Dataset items
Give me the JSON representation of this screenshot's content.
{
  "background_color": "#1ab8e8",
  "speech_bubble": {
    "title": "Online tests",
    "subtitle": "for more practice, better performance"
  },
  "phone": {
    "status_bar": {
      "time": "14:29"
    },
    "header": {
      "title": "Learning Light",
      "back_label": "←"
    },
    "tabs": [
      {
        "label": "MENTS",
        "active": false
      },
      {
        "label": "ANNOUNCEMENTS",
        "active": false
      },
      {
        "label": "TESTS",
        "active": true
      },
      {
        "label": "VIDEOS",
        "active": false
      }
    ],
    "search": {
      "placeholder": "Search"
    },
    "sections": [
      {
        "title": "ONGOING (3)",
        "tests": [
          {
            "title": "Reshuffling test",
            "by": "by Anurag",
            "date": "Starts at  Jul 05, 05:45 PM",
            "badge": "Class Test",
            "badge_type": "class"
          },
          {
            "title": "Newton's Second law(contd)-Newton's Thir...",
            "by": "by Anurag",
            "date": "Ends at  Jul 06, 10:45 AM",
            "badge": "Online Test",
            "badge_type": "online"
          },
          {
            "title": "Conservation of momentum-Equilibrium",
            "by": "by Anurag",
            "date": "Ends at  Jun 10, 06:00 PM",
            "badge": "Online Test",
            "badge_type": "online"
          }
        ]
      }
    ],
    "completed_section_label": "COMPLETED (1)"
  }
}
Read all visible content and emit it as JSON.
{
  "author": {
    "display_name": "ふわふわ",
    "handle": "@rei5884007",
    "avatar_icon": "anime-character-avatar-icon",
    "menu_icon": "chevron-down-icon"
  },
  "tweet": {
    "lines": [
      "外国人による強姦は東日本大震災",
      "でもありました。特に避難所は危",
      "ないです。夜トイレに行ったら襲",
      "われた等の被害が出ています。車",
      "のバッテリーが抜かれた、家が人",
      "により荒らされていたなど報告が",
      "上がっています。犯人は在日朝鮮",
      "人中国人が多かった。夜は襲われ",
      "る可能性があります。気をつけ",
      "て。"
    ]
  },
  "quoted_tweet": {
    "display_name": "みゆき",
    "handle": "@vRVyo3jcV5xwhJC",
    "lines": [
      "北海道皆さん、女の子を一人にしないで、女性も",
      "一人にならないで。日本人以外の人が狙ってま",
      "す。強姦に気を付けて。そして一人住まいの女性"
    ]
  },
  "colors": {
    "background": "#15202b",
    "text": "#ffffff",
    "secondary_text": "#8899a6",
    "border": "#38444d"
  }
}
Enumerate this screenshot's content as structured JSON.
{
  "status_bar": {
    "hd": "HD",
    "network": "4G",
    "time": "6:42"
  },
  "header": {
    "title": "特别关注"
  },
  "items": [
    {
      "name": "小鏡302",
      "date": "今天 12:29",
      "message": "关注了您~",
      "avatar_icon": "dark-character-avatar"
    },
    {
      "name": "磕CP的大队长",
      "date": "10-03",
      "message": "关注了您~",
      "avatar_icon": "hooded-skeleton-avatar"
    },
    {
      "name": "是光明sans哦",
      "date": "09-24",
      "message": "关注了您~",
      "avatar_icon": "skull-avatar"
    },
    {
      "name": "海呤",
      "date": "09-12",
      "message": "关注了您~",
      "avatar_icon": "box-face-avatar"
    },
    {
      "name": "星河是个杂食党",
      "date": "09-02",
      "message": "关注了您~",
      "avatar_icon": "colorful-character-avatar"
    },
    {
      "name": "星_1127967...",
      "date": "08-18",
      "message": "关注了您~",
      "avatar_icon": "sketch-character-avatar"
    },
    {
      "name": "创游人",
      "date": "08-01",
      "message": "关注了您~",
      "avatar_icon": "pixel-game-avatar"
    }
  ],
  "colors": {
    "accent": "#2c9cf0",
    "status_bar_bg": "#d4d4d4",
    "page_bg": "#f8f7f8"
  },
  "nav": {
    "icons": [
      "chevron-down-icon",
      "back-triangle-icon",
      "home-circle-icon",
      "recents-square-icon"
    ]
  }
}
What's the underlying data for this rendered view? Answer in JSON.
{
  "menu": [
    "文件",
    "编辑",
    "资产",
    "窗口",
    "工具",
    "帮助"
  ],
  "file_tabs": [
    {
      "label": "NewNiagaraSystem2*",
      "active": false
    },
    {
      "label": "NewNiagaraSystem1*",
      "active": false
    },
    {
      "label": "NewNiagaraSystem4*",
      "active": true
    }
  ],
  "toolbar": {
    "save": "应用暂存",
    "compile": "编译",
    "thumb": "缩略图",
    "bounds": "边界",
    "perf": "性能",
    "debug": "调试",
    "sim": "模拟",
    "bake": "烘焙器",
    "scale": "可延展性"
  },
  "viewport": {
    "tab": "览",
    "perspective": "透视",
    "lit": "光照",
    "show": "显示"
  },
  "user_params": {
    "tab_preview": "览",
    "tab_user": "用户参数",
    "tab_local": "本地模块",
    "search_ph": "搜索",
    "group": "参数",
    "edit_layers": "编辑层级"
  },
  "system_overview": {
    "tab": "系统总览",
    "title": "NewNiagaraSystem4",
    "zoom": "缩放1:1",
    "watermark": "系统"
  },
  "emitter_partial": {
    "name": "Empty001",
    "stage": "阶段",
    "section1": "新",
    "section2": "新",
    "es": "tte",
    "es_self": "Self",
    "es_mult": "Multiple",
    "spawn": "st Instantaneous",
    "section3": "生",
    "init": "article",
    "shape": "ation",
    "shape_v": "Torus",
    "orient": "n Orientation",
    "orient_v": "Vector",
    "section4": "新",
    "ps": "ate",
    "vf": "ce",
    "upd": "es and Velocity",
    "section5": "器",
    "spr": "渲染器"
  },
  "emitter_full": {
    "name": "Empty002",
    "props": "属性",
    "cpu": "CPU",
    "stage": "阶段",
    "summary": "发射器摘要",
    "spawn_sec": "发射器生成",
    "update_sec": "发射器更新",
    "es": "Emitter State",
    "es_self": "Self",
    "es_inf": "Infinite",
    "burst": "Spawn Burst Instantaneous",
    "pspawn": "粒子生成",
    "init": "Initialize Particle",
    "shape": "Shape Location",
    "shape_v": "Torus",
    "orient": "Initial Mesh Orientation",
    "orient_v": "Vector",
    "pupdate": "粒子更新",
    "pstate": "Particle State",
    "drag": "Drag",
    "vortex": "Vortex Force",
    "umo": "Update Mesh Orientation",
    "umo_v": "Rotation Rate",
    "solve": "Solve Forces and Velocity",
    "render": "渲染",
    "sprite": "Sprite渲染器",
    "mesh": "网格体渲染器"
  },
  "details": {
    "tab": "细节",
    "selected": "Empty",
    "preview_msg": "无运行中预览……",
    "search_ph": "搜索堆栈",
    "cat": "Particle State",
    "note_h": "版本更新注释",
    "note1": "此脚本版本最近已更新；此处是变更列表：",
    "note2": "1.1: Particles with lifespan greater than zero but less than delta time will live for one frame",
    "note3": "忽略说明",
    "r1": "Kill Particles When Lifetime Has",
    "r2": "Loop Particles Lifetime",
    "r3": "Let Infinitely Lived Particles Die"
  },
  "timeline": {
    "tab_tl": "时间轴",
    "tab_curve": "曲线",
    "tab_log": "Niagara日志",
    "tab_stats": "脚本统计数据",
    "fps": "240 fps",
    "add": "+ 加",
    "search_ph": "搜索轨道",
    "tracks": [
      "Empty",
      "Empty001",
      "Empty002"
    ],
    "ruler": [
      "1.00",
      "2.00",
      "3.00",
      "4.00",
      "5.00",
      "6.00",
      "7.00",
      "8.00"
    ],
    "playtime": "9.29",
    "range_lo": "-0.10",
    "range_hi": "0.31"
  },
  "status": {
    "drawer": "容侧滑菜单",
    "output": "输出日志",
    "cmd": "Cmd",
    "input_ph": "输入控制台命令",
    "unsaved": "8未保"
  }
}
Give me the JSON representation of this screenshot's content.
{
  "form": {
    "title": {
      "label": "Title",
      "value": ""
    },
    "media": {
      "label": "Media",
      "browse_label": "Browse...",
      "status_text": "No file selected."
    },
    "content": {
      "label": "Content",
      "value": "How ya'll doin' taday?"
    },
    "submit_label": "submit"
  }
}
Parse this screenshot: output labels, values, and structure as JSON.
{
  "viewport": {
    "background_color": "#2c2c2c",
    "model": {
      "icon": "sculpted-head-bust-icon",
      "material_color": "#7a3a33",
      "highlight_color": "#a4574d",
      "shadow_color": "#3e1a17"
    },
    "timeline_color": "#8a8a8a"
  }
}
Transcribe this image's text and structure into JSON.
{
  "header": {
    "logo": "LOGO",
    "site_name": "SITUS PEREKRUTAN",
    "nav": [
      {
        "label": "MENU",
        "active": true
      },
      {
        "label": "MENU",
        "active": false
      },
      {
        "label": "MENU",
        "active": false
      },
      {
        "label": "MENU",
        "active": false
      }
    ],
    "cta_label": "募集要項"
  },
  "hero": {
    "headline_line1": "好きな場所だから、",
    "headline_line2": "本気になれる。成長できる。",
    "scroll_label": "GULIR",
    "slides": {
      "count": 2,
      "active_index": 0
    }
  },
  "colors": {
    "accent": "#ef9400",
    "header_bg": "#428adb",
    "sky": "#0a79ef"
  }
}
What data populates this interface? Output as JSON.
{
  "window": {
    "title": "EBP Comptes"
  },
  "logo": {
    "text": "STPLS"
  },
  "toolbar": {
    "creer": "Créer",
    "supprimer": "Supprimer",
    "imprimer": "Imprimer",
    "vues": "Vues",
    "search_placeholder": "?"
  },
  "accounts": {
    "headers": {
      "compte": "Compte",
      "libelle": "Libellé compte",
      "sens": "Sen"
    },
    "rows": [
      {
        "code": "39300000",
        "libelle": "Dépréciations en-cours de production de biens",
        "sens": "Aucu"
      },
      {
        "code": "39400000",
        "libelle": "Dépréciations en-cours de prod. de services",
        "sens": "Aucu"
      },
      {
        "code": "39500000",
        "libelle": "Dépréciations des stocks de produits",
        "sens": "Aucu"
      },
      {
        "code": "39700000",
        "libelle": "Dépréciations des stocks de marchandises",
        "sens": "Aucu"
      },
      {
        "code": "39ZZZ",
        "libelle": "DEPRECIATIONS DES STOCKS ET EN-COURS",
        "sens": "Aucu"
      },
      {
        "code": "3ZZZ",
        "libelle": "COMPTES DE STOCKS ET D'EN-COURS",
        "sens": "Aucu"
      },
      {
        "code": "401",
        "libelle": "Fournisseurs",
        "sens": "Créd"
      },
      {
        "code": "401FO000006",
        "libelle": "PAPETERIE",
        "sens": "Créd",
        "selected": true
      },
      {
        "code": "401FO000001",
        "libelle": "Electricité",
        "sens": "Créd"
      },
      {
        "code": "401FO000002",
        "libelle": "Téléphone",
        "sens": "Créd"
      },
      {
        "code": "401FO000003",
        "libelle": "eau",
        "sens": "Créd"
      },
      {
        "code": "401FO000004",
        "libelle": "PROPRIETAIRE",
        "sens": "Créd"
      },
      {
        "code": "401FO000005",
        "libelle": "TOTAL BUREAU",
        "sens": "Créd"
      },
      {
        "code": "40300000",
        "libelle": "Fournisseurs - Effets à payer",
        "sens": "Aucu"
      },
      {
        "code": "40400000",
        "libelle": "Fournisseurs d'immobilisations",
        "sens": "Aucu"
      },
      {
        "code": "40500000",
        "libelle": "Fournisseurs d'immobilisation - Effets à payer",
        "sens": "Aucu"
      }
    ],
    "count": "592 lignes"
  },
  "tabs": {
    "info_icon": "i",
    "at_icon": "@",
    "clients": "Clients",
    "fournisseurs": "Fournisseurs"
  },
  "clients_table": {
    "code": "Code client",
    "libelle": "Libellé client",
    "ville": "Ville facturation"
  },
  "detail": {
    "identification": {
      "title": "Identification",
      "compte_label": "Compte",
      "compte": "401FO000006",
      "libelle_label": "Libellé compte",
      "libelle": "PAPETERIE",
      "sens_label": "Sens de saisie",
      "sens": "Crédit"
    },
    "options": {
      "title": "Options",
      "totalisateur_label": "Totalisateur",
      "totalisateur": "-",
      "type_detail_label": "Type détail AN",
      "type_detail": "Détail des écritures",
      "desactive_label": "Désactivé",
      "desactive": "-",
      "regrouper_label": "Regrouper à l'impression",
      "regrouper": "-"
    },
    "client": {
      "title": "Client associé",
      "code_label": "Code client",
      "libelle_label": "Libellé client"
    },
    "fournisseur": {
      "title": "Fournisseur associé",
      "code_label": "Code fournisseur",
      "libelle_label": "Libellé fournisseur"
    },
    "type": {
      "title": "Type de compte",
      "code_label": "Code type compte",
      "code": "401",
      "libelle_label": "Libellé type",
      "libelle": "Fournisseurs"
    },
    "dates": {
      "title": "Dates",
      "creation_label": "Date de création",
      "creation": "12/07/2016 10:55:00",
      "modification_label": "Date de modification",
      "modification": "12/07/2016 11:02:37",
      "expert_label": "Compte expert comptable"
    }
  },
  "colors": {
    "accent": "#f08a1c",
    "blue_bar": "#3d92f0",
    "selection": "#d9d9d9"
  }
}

### Exercise prompt:
Check each line above for the word "this" and give the number of lines that have it, nothing else.

### Answer below:
7